-- START OF DATA IN THIS EXERCISE --

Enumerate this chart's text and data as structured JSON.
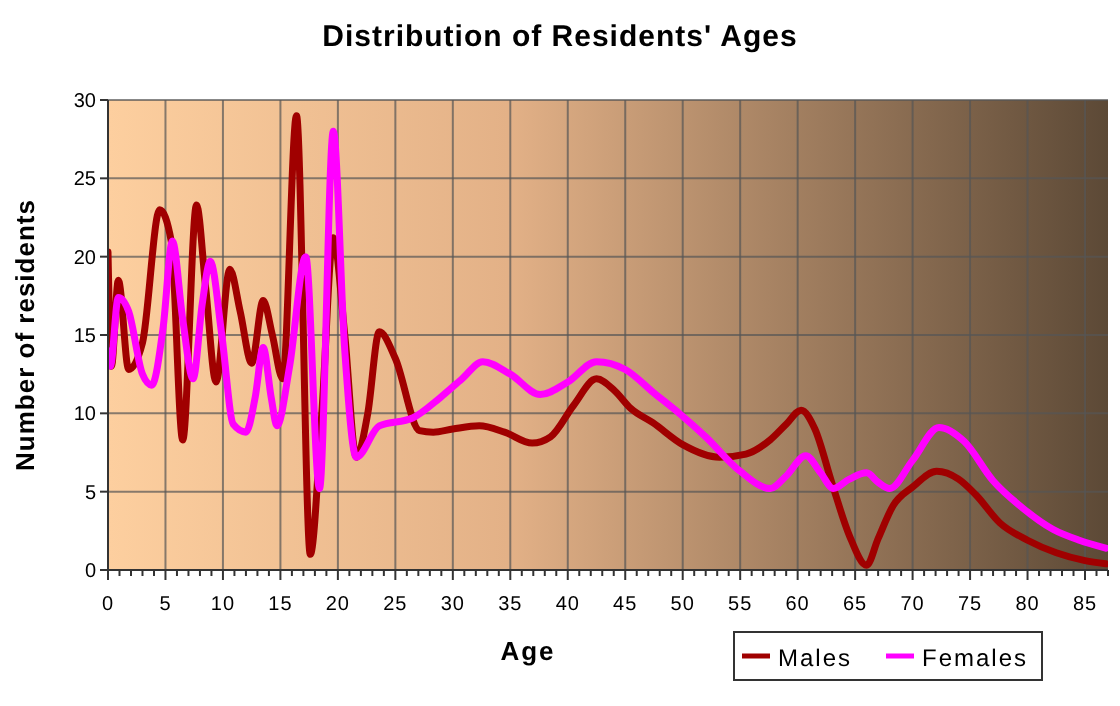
{
  "chart_data": {
    "type": "line",
    "title": "Distribution of Residents' Ages",
    "xlabel": "Age",
    "ylabel": "Number of residents",
    "xlim": [
      0,
      87
    ],
    "ylim": [
      0,
      30
    ],
    "yticks": [
      0,
      5,
      10,
      15,
      20,
      25,
      30
    ],
    "xticks": [
      0,
      {
        "value": 1,
        "label": null
      },
      {
        "value": 2,
        "label": null
      },
      {
        "value": 3,
        "label": null
      },
      {
        "value": 4,
        "label": null
      },
      5,
      {
        "value": 6,
        "label": null
      },
      {
        "value": 7,
        "label": null
      },
      {
        "value": 8,
        "label": null
      },
      {
        "value": 9,
        "label": null
      },
      10,
      {
        "value": 11,
        "label": null
      },
      {
        "value": 12,
        "label": null
      },
      {
        "value": 13,
        "label": null
      },
      {
        "value": 14,
        "label": null
      },
      15,
      {
        "value": 16,
        "label": null
      },
      {
        "value": 17,
        "label": null
      },
      {
        "value": 18,
        "label": null
      },
      {
        "value": 19,
        "label": null
      },
      20,
      {
        "value": 21,
        "label": null
      },
      {
        "value": 22,
        "label": null
      },
      {
        "value": 23,
        "label": null
      },
      {
        "value": 24,
        "label": null
      },
      25,
      {
        "value": 26,
        "label": null
      },
      {
        "value": 27,
        "label": null
      },
      {
        "value": 28,
        "label": null
      },
      {
        "value": 29,
        "label": null
      },
      30,
      {
        "value": 31,
        "label": null
      },
      {
        "value": 32,
        "label": null
      },
      {
        "value": 33,
        "label": null
      },
      {
        "value": 34,
        "label": null
      },
      35,
      {
        "value": 36,
        "label": null
      },
      {
        "value": 37,
        "label": null
      },
      {
        "value": 38,
        "label": null
      },
      {
        "value": 39,
        "label": null
      },
      40,
      {
        "value": 41,
        "label": null
      },
      {
        "value": 42,
        "label": null
      },
      {
        "value": 43,
        "label": null
      },
      {
        "value": 44,
        "label": null
      },
      45,
      {
        "value": 46,
        "label": null
      },
      {
        "value": 47,
        "label": null
      },
      {
        "value": 48,
        "label": null
      },
      {
        "value": 49,
        "label": null
      },
      50,
      {
        "value": 51,
        "label": null
      },
      {
        "value": 52,
        "label": null
      },
      {
        "value": 53,
        "label": null
      },
      {
        "value": 54,
        "label": null
      },
      55,
      {
        "value": 56,
        "label": null
      },
      {
        "value": 57,
        "label": null
      },
      {
        "value": 58,
        "label": null
      },
      {
        "value": 59,
        "label": null
      },
      60,
      {
        "value": 61,
        "label": null
      },
      {
        "value": 62,
        "label": null
      },
      {
        "value": 63,
        "label": null
      },
      {
        "value": 64,
        "label": null
      },
      65,
      {
        "value": 66,
        "label": null
      },
      {
        "value": 67,
        "label": null
      },
      {
        "value": 68,
        "label": null
      },
      {
        "value": 69,
        "label": null
      },
      70,
      {
        "value": 71,
        "label": null
      },
      {
        "value": 72,
        "label": null
      },
      {
        "value": 73,
        "label": null
      },
      {
        "value": 74,
        "label": null
      },
      75,
      {
        "value": 76,
        "label": null
      },
      {
        "value": 77,
        "label": null
      },
      {
        "value": 78,
        "label": null
      },
      {
        "value": 79,
        "label": null
      },
      80,
      {
        "value": 81,
        "label": null
      },
      {
        "value": 82,
        "label": null
      },
      {
        "value": 83,
        "label": null
      },
      {
        "value": 84,
        "label": null
      },
      85,
      {
        "value": 86,
        "label": null
      },
      {
        "value": 87,
        "label": null
      }
    ],
    "grid": true,
    "legend": "bottom right",
    "marker": "none",
    "line_style": "solid",
    "series": [
      {
        "name": "Males",
        "color": "#a00000",
        "x": [
          0,
          0.3,
          0.9,
          1.8,
          3,
          4.5,
          5.5,
          6.5,
          7.7,
          8.5,
          9.4,
          10.6,
          11.5,
          12.5,
          13.5,
          14.3,
          15.2,
          16.4,
          17.6,
          18.6,
          19.6,
          20.6,
          21.6,
          22.6,
          23.6,
          25,
          27.1,
          28.3,
          30,
          32.3,
          34.5,
          36.9,
          38.5,
          40.5,
          42.5,
          44,
          45.5,
          47.4,
          50,
          53.2,
          55.5,
          57.6,
          59,
          60.3,
          61.5,
          63,
          64.5,
          66,
          67,
          68.3,
          70,
          72.1,
          74,
          75.5,
          77.6,
          80,
          82.5,
          85,
          86.8
        ],
        "values": [
          20.3,
          13,
          18.5,
          12.8,
          14.5,
          23,
          21,
          8.3,
          23.3,
          18,
          12,
          19.2,
          16.5,
          13.2,
          17.2,
          15,
          12.2,
          29,
          1,
          10,
          21.2,
          15,
          7.2,
          10,
          15.2,
          13.5,
          8.9,
          8.8,
          9,
          9.2,
          8.8,
          8.1,
          8.5,
          10.5,
          12.2,
          11.5,
          10.3,
          9.4,
          8,
          7.2,
          7.4,
          8.3,
          9.3,
          10.2,
          9,
          5.5,
          2.2,
          0.3,
          2,
          4.1,
          5.3,
          6.3,
          5.8,
          4.8,
          3,
          1.9,
          1.1,
          0.6,
          0.4
        ]
      },
      {
        "name": "Females",
        "color": "#ff00ff",
        "x": [
          0,
          0.2,
          0.9,
          1.8,
          3,
          3.8,
          4.8,
          5.6,
          6.5,
          7.4,
          8.2,
          8.9,
          9.9,
          10.9,
          12,
          12.8,
          13.5,
          14.2,
          14.7,
          15.8,
          17.2,
          18.4,
          19.6,
          20.6,
          21.6,
          23.6,
          26.5,
          28.9,
          30.8,
          32.6,
          35,
          37.6,
          40,
          42.5,
          45,
          47.5,
          49.7,
          52,
          55,
          57.6,
          59,
          60.7,
          62,
          63.1,
          64.5,
          66,
          67,
          68,
          70,
          72.3,
          74.5,
          77,
          79.5,
          82.2,
          84.5,
          86.8
        ],
        "values": [
          14,
          13,
          17.4,
          16.5,
          12.5,
          11.8,
          15.5,
          21,
          16,
          12.2,
          17,
          19.7,
          15,
          9.3,
          8.8,
          11,
          14.2,
          11,
          9.2,
          13,
          20,
          5.2,
          28,
          14,
          7.2,
          9.2,
          9.7,
          11,
          12.2,
          13.3,
          12.5,
          11.2,
          12,
          13.3,
          12.8,
          11.3,
          10,
          8.5,
          6.3,
          5.2,
          6,
          7.3,
          6.2,
          5.2,
          5.8,
          6.2,
          5.6,
          5.2,
          7,
          9.1,
          8.2,
          5.7,
          4,
          2.6,
          1.9,
          1.4
        ]
      }
    ]
  }
}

-- END OF DATA IN THIS EXERCISE --

**PROBLEM TO SOLVE**:
Except for the pictures, copy the material above exactly.

**TASK ANSWER**:
Enumerate this chart's text and data as structured JSON.
{
  "chart_data": {
    "type": "line",
    "title": "Distribution of Residents' Ages",
    "xlabel": "Age",
    "ylabel": "Number of residents",
    "xlim": [
      0,
      87
    ],
    "ylim": [
      0,
      30
    ],
    "yticks": [
      0,
      5,
      10,
      15,
      20,
      25,
      30
    ],
    "xticks": [
      0,
      {
        "value": 1,
        "label": null
      },
      {
        "value": 2,
        "label": null
      },
      {
        "value": 3,
        "label": null
      },
      {
        "value": 4,
        "label": null
      },
      5,
      {
        "value": 6,
        "label": null
      },
      {
        "value": 7,
        "label": null
      },
      {
        "value": 8,
        "label": null
      },
      {
        "value": 9,
        "label": null
      },
      10,
      {
        "value": 11,
        "label": null
      },
      {
        "value": 12,
        "label": null
      },
      {
        "value": 13,
        "label": null
      },
      {
        "value": 14,
        "label": null
      },
      15,
      {
        "value": 16,
        "label": null
      },
      {
        "value": 17,
        "label": null
      },
      {
        "value": 18,
        "label": null
      },
      {
        "value": 19,
        "label": null
      },
      20,
      {
        "value": 21,
        "label": null
      },
      {
        "value": 22,
        "label": null
      },
      {
        "value": 23,
        "label": null
      },
      {
        "value": 24,
        "label": null
      },
      25,
      {
        "value": 26,
        "label": null
      },
      {
        "value": 27,
        "label": null
      },
      {
        "value": 28,
        "label": null
      },
      {
        "value": 29,
        "label": null
      },
      30,
      {
        "value": 31,
        "label": null
      },
      {
        "value": 32,
        "label": null
      },
      {
        "value": 33,
        "label": null
      },
      {
        "value": 34,
        "label": null
      },
      35,
      {
        "value": 36,
        "label": null
      },
      {
        "value": 37,
        "label": null
      },
      {
        "value": 38,
        "label": null
      },
      {
        "value": 39,
        "label": null
      },
      40,
      {
        "value": 41,
        "label": null
      },
      {
        "value": 42,
        "label": null
      },
      {
        "value": 43,
        "label": null
      },
      {
        "value": 44,
        "label": null
      },
      45,
      {
        "value": 46,
        "label": null
      },
      {
        "value": 47,
        "label": null
      },
      {
        "value": 48,
        "label": null
      },
      {
        "value": 49,
        "label": null
      },
      50,
      {
        "value": 51,
        "label": null
      },
      {
        "value": 52,
        "label": null
      },
      {
        "value": 53,
        "label": null
      },
      {
        "value": 54,
        "label": null
      },
      55,
      {
        "value": 56,
        "label": null
      },
      {
        "value": 57,
        "label": null
      },
      {
        "value": 58,
        "label": null
      },
      {
        "value": 59,
        "label": null
      },
      60,
      {
        "value": 61,
        "label": null
      },
      {
        "value": 62,
        "label": null
      },
      {
        "value": 63,
        "label": null
      },
      {
        "value": 64,
        "label": null
      },
      65,
      {
        "value": 66,
        "label": null
      },
      {
        "value": 67,
        "label": null
      },
      {
        "value": 68,
        "label": null
      },
      {
        "value": 69,
        "label": null
      },
      70,
      {
        "value": 71,
        "label": null
      },
      {
        "value": 72,
        "label": null
      },
      {
        "value": 73,
        "label": null
      },
      {
        "value": 74,
        "label": null
      },
      75,
      {
        "value": 76,
        "label": null
      },
      {
        "value": 77,
        "label": null
      },
      {
        "value": 78,
        "label": null
      },
      {
        "value": 79,
        "label": null
      },
      80,
      {
        "value": 81,
        "label": null
      },
      {
        "value": 82,
        "label": null
      },
      {
        "value": 83,
        "label": null
      },
      {
        "value": 84,
        "label": null
      },
      85,
      {
        "value": 86,
        "label": null
      },
      {
        "value": 87,
        "label": null
      }
    ],
    "grid": true,
    "legend": "bottom right",
    "marker": "none",
    "line_style": "solid",
    "series": [
      {
        "name": "Males",
        "color": "#a00000",
        "x": [
          0,
          0.3,
          0.9,
          1.8,
          3,
          4.5,
          5.5,
          6.5,
          7.7,
          8.5,
          9.4,
          10.6,
          11.5,
          12.5,
          13.5,
          14.3,
          15.2,
          16.4,
          17.6,
          18.6,
          19.6,
          20.6,
          21.6,
          22.6,
          23.6,
          25,
          27.1,
          28.3,
          30,
          32.3,
          34.5,
          36.9,
          38.5,
          40.5,
          42.5,
          44,
          45.5,
          47.4,
          50,
          53.2,
          55.5,
          57.6,
          59,
          60.3,
          61.5,
          63,
          64.5,
          66,
          67,
          68.3,
          70,
          72.1,
          74,
          75.5,
          77.6,
          80,
          82.5,
          85,
          86.8
        ],
        "values": [
          20.3,
          13,
          18.5,
          12.8,
          14.5,
          23,
          21,
          8.3,
          23.3,
          18,
          12,
          19.2,
          16.5,
          13.2,
          17.2,
          15,
          12.2,
          29,
          1,
          10,
          21.2,
          15,
          7.2,
          10,
          15.2,
          13.5,
          8.9,
          8.8,
          9,
          9.2,
          8.8,
          8.1,
          8.5,
          10.5,
          12.2,
          11.5,
          10.3,
          9.4,
          8,
          7.2,
          7.4,
          8.3,
          9.3,
          10.2,
          9,
          5.5,
          2.2,
          0.3,
          2,
          4.1,
          5.3,
          6.3,
          5.8,
          4.8,
          3,
          1.9,
          1.1,
          0.6,
          0.4
        ]
      },
      {
        "name": "Females",
        "color": "#ff00ff",
        "x": [
          0,
          0.2,
          0.9,
          1.8,
          3,
          3.8,
          4.8,
          5.6,
          6.5,
          7.4,
          8.2,
          8.9,
          9.9,
          10.9,
          12,
          12.8,
          13.5,
          14.2,
          14.7,
          15.8,
          17.2,
          18.4,
          19.6,
          20.6,
          21.6,
          23.6,
          26.5,
          28.9,
          30.8,
          32.6,
          35,
          37.6,
          40,
          42.5,
          45,
          47.5,
          49.7,
          52,
          55,
          57.6,
          59,
          60.7,
          62,
          63.1,
          64.5,
          66,
          67,
          68,
          70,
          72.3,
          74.5,
          77,
          79.5,
          82.2,
          84.5,
          86.8
        ],
        "values": [
          14,
          13,
          17.4,
          16.5,
          12.5,
          11.8,
          15.5,
          21,
          16,
          12.2,
          17,
          19.7,
          15,
          9.3,
          8.8,
          11,
          14.2,
          11,
          9.2,
          13,
          20,
          5.2,
          28,
          14,
          7.2,
          9.2,
          9.7,
          11,
          12.2,
          13.3,
          12.5,
          11.2,
          12,
          13.3,
          12.8,
          11.3,
          10,
          8.5,
          6.3,
          5.2,
          6,
          7.3,
          6.2,
          5.2,
          5.8,
          6.2,
          5.6,
          5.2,
          7,
          9.1,
          8.2,
          5.7,
          4,
          2.6,
          1.9,
          1.4
        ]
      }
    ]
  }
}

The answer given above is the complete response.